ESTRATTO DELLA FONTE =
Le ragioni del politicamente corretto

Il politicamente corretto non gode di buona fama, è spesso concepito come il contrario della libertà d'espressione e come un divieto imposto a ogni forma satirica o irriverente

06 febbraio 2015

(Muriel Schmid) Vale la pena notare che al momento della sua apparizione, alla fine degli anni Ottanta del secolo scorso, l'espressione “politically correct” era utilizzata nel contesto americano in maniera denigratoria e serviva a prendersi gioco della sinistra intellettuale che raccomandava l'introduzione di misure protettive per le minoranze. Gli attacchi venivano allora dalla destra neoconservatrice che vedeva nell'ascesa del “politically correct” la perdita dei valori morali occidentali, cristiani e capitalisti! Un famoso articolo, “Thought Police?” (“Una psicopolizia?”), apparso sulla rivista Newsweek il 24 dicembre 1990, formulava chiaramente questi attacchi contro il “politically correct”.

INFORMAZIONI ESTRATTE =
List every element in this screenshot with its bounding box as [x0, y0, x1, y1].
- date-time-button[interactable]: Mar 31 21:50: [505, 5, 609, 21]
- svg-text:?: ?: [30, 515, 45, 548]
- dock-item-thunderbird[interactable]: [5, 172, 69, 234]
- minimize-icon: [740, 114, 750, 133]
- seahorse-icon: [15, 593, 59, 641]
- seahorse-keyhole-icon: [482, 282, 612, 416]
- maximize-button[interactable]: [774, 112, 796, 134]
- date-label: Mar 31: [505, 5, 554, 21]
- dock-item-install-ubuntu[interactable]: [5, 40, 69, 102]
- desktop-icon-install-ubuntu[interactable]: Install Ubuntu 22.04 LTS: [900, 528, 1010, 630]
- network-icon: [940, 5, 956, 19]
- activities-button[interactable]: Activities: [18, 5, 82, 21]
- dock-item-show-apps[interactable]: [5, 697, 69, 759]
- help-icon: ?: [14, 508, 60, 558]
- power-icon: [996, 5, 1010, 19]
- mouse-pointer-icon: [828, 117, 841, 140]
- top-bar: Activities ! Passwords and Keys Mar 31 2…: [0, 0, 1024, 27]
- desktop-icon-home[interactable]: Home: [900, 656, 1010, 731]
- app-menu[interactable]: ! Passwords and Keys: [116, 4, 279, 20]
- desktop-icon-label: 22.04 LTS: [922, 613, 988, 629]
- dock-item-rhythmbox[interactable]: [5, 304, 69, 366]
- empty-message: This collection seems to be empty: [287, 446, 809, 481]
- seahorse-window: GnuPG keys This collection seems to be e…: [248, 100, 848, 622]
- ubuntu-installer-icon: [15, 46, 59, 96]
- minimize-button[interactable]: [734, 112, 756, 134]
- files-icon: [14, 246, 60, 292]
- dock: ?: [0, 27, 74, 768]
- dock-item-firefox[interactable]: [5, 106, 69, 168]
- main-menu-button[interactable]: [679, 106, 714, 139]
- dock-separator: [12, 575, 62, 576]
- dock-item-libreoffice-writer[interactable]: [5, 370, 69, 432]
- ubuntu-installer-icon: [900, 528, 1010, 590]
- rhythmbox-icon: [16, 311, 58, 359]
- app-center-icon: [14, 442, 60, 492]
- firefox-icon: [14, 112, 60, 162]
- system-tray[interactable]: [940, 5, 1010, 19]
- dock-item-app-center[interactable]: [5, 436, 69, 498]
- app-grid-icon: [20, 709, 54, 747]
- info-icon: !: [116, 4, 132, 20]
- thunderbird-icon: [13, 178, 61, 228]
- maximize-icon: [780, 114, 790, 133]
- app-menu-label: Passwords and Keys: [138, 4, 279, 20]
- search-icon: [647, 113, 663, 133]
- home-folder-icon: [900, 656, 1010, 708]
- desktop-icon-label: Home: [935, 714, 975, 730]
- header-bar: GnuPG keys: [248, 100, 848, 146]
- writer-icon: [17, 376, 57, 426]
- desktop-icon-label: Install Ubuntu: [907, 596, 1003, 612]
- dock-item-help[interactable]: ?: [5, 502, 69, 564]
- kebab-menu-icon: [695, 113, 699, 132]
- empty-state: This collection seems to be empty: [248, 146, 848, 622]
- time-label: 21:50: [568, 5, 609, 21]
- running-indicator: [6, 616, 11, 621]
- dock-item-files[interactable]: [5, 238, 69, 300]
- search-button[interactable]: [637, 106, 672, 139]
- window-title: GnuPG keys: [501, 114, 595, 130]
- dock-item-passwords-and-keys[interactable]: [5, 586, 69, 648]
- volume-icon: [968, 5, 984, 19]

LE ATTIVITÀ =
- A) Traduci in inglese questa frase del testo sul politicamente corretto: «Gli attacchi venivano allora dalla destra neoconservatrice che vedeva nell'ascesa del “politically correct” la perdita dei valori morali occidentali, cristiani e capitalisti!»
- B) Prosegui il testo sul politicamente corretto a partire dall'ultima frase riportata.
I record non servono per svolgere queste attività.

RISPOSTE ATTESE =
- A) At the time, the attacks came from the neoconservative right, which saw in the rise of the "politically correct" the loss of Western, Christian and capitalist moral values!

- B)
Tra sinistra e destra
Da allora lo stesso genere di rivista - Newsweek e soprattutto Forbes che lo scorso dicembre ha pubblicato un articolo dal titolo evocativo: “Is Saying Merry Christmas Politically Correct? Good for Business?” (“Dire Buon Natale è politicamente corretto? Fa bene agli affari?”) - torna regolarmente sulla questione e non cessa di criticare il “politically correct” come la porta aperta al relativismo e a un multiculturalismo sfrenato.
Come spesso accade, del termine inizialmente beffardo si è appropriata la sinistra intellettuale americana. Una seconda versione del “politically correct” ha quindi preso forma negli anni Novanta del secolo scorso, indissociabile da una critica acuta dello “hate speech” (incitamento all'odio) e dei sistemi di oppressione riflessi nelle forme di linguaggio.
Il principio alla base di questo “politically correct” è sostenere che il linguaggio rafforza i sistemi di oppressione e di esclusione. Questa prospettiva si accompagna a una difesa delle minoranze che non beneficiano degli stessi privilegi della maggioranza.
 
Salvare la democrazia
Nella loro battaglia intorno al “politically correct”, la sinistra e la destra sostengono entrambe di voler salvare i valori democratici: la destra sostenendo che il “politically correct” rappresenterebbe un attacco contro la libertà d'espressione, la sinistra affermando che il “politically correct” garantirebbe il pieno rispetto di tutti e tutte nel sistema democratico. Come risolvere la questione?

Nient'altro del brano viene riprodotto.